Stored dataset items
+ + +
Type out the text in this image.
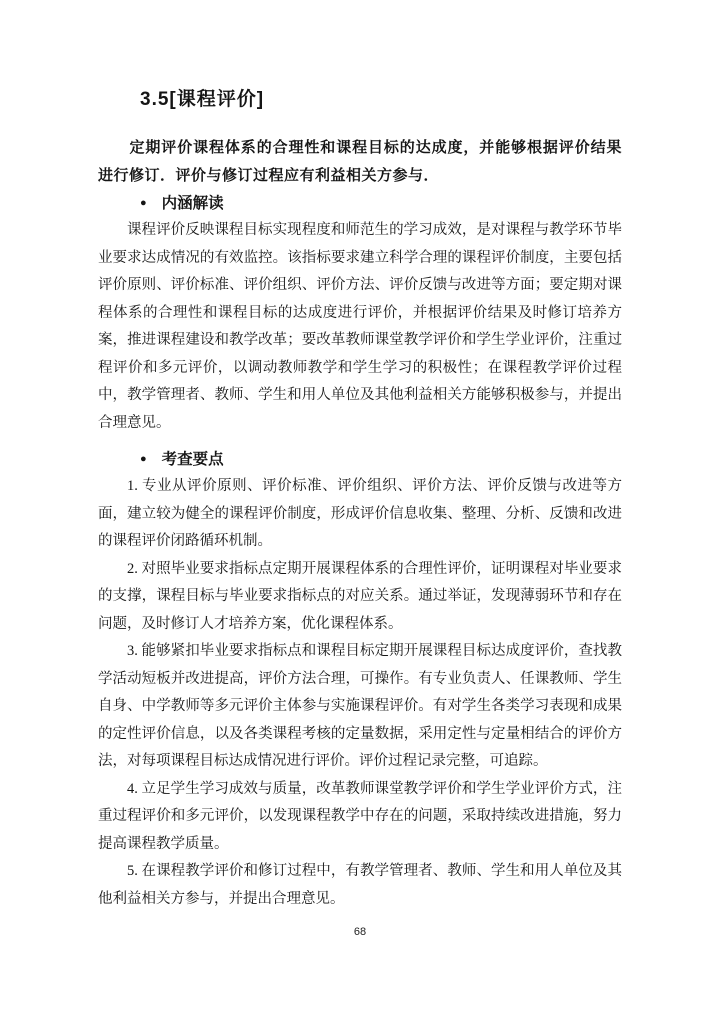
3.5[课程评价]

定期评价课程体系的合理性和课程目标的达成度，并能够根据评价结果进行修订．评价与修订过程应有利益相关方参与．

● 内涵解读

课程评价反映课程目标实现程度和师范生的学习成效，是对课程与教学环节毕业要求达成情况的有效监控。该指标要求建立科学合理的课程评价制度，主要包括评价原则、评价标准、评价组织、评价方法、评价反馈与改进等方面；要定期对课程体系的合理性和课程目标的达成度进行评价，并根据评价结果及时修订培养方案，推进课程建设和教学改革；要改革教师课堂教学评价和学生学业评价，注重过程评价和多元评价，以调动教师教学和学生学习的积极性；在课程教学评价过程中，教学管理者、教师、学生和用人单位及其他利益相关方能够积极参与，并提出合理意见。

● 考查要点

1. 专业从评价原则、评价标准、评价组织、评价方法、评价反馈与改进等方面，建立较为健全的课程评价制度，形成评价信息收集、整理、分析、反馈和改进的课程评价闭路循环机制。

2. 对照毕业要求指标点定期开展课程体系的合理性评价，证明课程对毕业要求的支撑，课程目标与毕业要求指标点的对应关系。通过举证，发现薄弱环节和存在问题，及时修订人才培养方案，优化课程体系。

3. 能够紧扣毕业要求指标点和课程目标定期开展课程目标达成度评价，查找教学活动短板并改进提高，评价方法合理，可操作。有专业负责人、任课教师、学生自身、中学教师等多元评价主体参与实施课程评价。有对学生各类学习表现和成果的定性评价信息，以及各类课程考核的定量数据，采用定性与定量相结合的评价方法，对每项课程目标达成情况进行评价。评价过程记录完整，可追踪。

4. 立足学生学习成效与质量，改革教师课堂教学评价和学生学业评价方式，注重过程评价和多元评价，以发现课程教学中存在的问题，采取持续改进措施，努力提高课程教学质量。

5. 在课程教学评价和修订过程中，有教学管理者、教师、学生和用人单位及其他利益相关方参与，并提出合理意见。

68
+ + +
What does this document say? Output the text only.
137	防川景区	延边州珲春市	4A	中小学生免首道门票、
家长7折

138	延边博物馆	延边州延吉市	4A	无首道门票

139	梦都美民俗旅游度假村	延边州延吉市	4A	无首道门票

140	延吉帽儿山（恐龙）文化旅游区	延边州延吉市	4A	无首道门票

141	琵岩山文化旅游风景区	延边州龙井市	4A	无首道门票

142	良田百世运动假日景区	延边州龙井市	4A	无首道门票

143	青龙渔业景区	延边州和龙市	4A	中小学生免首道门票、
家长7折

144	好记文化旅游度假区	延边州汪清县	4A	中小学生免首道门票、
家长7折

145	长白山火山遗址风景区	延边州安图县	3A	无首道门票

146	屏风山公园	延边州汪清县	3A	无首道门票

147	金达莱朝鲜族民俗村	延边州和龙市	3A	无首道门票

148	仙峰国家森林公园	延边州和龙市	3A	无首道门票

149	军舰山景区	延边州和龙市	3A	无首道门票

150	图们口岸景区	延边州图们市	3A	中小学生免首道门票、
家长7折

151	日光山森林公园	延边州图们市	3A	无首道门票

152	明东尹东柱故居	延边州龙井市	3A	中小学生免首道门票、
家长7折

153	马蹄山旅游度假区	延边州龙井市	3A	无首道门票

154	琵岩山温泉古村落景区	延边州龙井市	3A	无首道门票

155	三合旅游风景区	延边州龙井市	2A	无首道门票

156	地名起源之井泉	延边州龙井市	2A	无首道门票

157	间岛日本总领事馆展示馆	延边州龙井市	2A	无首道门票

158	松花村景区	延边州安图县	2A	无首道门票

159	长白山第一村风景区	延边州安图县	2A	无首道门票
+ + +
**THE EXERCISE**
Scan the material above. Copy each line where "延边州和龙市" occurs.

**SOLUTION FOR THIS TASK**
143	青龙渔业景区	延边州和龙市	4A	中小学生免首道门票、
147	金达莱朝鲜族民俗村	延边州和龙市	3A	无首道门票
148	仙峰国家森林公园	延边州和龙市	3A	无首道门票
149	军舰山景区	延边州和龙市	3A	无首道门票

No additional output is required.